-- begin --

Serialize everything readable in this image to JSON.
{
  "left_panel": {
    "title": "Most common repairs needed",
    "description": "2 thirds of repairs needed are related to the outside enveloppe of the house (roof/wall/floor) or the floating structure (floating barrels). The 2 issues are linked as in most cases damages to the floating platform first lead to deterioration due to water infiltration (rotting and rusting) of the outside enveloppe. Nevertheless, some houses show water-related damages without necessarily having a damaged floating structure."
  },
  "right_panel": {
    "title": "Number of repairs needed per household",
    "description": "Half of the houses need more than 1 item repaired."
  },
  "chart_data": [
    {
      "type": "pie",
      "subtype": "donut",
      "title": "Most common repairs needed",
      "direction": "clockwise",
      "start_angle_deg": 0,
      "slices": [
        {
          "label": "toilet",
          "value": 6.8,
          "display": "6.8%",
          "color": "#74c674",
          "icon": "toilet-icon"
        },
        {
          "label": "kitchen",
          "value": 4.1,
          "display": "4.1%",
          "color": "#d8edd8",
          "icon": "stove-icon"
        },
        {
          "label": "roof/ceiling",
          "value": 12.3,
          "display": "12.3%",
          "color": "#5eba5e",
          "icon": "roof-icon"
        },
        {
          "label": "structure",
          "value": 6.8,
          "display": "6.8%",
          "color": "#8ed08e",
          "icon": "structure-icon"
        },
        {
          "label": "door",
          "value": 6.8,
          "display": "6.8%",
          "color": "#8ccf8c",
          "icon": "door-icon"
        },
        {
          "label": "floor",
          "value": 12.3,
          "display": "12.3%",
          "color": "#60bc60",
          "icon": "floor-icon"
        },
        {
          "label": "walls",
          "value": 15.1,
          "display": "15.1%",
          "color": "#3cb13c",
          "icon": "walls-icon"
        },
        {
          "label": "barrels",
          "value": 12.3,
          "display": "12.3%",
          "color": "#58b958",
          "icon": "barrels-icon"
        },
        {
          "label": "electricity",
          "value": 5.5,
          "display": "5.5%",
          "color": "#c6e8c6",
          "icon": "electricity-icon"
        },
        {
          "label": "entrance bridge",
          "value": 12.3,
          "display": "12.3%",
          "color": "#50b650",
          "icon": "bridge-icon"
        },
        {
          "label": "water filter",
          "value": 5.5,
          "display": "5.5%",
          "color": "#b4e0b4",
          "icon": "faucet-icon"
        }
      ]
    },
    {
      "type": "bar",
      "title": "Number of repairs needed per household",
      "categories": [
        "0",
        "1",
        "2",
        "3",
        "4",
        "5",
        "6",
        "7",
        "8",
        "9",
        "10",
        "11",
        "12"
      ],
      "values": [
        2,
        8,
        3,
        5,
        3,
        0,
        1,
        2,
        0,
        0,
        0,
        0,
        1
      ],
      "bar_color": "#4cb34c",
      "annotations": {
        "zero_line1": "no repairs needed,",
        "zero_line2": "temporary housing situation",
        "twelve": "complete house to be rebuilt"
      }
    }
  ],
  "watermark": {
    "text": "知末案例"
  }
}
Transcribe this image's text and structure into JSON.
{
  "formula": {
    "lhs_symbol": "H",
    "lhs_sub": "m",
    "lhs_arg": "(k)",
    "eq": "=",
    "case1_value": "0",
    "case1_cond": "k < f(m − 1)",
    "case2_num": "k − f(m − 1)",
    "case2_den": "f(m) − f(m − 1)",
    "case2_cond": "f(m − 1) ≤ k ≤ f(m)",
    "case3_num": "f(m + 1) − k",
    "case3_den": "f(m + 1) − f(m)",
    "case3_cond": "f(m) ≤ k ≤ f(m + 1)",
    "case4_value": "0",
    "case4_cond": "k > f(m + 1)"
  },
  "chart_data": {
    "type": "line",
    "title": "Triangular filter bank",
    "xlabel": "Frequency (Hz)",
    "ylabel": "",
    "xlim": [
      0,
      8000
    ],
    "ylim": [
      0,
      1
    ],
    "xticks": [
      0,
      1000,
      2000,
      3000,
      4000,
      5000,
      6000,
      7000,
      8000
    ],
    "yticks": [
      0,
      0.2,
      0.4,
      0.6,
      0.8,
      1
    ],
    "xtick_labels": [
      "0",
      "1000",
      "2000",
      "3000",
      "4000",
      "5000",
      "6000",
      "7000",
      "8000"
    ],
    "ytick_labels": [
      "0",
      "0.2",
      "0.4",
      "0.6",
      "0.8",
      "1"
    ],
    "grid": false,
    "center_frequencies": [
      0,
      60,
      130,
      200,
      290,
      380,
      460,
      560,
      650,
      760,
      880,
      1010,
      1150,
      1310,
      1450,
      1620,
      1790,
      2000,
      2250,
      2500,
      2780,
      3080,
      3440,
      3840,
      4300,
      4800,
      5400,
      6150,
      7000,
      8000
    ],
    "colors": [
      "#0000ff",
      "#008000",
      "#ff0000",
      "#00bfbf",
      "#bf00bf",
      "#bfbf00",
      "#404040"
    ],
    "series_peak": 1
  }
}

-- end --

• REQUIRED WORK
Identify each line in the entries with the word "title" and copy it.

• CORRECT OUTPUT
    "title": "Most common repairs needed",
    "title": "Number of repairs needed per household",
      "title": "Most common repairs needed",
      "title": "Number of repairs needed per household",
    "title": "Triangular filter bank",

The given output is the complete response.